[Task] Write out the lines that fall between the line holding "col-header-type[interactable]: 유형 ⌄" and the line holding "select-all-cell[interactable] — [237, 120, 267, 150]", both of those lines included.

[Extracted entries]
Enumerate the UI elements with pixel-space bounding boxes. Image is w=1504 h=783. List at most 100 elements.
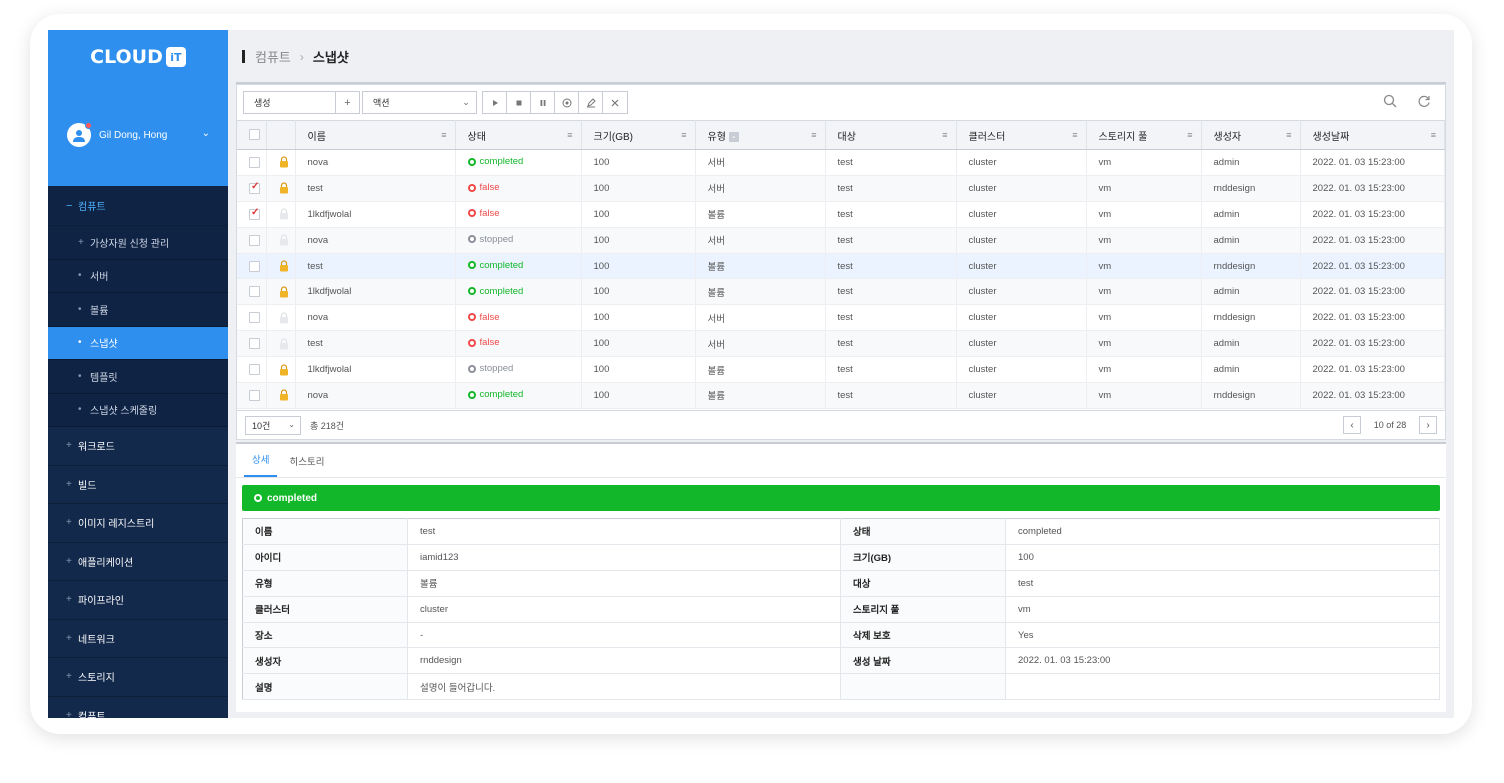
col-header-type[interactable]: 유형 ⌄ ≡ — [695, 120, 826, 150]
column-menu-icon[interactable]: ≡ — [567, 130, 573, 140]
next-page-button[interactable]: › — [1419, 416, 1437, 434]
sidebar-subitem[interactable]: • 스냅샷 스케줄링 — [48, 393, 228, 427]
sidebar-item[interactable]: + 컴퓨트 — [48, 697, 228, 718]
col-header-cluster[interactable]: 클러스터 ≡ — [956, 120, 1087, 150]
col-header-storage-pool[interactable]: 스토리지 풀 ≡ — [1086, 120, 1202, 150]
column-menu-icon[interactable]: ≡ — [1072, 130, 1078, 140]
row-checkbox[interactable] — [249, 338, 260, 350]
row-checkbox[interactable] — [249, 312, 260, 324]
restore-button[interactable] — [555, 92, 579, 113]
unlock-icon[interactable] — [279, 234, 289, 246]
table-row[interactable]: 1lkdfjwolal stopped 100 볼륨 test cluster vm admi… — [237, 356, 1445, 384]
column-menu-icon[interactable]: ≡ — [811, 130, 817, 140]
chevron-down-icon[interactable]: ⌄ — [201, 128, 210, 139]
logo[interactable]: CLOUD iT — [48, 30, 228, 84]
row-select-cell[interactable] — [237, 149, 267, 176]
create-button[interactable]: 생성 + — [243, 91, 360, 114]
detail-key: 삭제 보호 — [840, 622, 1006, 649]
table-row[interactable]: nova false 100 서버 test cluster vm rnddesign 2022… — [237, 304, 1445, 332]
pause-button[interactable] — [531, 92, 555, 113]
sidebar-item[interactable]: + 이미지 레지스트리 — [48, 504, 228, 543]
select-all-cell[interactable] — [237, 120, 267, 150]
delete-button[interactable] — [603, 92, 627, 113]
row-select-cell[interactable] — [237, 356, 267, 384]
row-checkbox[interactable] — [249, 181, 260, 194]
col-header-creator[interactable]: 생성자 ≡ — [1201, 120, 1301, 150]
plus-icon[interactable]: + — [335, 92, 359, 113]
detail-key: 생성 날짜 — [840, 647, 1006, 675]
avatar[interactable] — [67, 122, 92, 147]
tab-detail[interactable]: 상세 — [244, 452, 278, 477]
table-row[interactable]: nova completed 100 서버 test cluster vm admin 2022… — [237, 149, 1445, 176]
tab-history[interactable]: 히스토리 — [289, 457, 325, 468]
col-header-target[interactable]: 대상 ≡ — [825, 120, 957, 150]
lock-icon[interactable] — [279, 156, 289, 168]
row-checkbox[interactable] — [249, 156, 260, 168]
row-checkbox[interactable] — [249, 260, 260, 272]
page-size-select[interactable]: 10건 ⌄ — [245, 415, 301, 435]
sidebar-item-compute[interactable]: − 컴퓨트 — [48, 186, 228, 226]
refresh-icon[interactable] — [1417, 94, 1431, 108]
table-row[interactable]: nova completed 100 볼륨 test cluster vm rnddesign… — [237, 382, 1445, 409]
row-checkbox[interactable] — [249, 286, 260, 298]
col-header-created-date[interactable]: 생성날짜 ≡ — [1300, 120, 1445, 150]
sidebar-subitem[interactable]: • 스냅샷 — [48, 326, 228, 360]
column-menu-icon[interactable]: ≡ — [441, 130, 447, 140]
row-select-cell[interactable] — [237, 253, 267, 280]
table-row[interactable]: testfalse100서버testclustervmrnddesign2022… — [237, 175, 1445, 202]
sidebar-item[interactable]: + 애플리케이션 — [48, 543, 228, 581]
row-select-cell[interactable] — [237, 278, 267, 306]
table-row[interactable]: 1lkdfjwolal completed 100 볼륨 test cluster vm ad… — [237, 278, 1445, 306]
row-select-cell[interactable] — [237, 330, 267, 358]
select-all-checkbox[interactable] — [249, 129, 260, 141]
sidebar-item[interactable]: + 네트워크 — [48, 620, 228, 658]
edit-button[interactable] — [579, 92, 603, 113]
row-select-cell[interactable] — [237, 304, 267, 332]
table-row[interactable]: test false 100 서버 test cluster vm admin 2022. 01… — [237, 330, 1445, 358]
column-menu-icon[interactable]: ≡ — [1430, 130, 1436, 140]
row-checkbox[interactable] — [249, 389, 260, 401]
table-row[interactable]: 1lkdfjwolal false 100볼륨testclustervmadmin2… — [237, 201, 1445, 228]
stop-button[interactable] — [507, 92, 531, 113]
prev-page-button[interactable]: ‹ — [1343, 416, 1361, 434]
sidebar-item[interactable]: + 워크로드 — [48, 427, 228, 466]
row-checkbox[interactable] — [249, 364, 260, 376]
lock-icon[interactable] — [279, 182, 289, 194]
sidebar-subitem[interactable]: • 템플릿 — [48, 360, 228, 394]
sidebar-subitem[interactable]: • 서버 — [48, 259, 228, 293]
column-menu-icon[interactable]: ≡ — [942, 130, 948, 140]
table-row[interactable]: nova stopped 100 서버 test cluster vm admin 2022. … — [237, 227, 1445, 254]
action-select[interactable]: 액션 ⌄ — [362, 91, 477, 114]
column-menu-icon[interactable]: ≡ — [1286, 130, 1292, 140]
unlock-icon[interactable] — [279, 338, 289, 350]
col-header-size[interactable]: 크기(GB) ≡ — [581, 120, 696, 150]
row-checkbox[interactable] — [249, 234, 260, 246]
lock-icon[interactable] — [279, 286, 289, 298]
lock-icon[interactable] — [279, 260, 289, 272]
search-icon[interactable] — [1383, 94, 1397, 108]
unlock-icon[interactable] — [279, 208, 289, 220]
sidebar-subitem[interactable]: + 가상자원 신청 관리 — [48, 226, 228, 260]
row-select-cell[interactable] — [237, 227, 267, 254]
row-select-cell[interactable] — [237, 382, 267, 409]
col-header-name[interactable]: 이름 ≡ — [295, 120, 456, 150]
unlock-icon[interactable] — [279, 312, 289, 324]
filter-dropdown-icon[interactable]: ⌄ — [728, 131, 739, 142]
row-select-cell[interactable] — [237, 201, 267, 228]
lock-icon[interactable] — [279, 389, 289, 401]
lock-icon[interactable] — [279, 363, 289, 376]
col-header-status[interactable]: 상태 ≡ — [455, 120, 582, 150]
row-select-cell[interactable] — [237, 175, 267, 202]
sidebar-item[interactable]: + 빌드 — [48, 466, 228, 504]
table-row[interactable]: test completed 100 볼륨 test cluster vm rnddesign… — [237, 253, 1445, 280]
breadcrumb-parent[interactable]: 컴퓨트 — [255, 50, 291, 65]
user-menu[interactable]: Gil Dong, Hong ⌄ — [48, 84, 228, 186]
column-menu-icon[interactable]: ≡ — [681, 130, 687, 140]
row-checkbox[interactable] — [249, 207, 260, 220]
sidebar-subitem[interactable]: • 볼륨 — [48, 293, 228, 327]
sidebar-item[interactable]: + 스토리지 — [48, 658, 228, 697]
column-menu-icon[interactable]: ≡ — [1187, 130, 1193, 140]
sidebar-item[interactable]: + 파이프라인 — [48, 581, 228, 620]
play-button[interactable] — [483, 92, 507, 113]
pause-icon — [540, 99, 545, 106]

[Result for this exercise]
col-header-type[interactable]: 유형 ⌄ ≡ — [695, 120, 826, 150]
column-menu-icon[interactable]: ≡ — [567, 130, 573, 140]
next-page-button[interactable]: › — [1419, 416, 1437, 434]
sidebar-subitem[interactable]: • 스냅샷 스케줄링 — [48, 393, 228, 427]
sidebar-item[interactable]: + 컴퓨트 — [48, 697, 228, 718]
col-header-cluster[interactable]: 클러스터 ≡ — [956, 120, 1087, 150]
col-header-storage-pool[interactable]: 스토리지 풀 ≡ — [1086, 120, 1202, 150]
column-menu-icon[interactable]: ≡ — [1072, 130, 1078, 140]
row-checkbox[interactable] — [249, 338, 260, 350]
row-checkbox[interactable] — [249, 312, 260, 324]
restore-button[interactable] — [555, 92, 579, 113]
unlock-icon[interactable] — [279, 234, 289, 246]
table-row[interactable]: 1lkdfjwolal stopped 100 볼륨 test cluster vm admi… — [237, 356, 1445, 384]
column-menu-icon[interactable]: ≡ — [811, 130, 817, 140]
chevron-down-icon[interactable]: ⌄ — [201, 128, 210, 139]
logo[interactable]: CLOUD iT — [48, 30, 228, 84]
row-select-cell[interactable] — [237, 149, 267, 176]
create-button[interactable]: 생성 + — [243, 91, 360, 114]
detail-key: 삭제 보호 — [840, 622, 1006, 649]
table-row[interactable]: nova false 100 서버 test cluster vm rnddesign 2022… — [237, 304, 1445, 332]
pause-button[interactable] — [531, 92, 555, 113]
sidebar-item[interactable]: + 이미지 레지스트리 — [48, 504, 228, 543]
select-all-cell[interactable] — [237, 120, 267, 150]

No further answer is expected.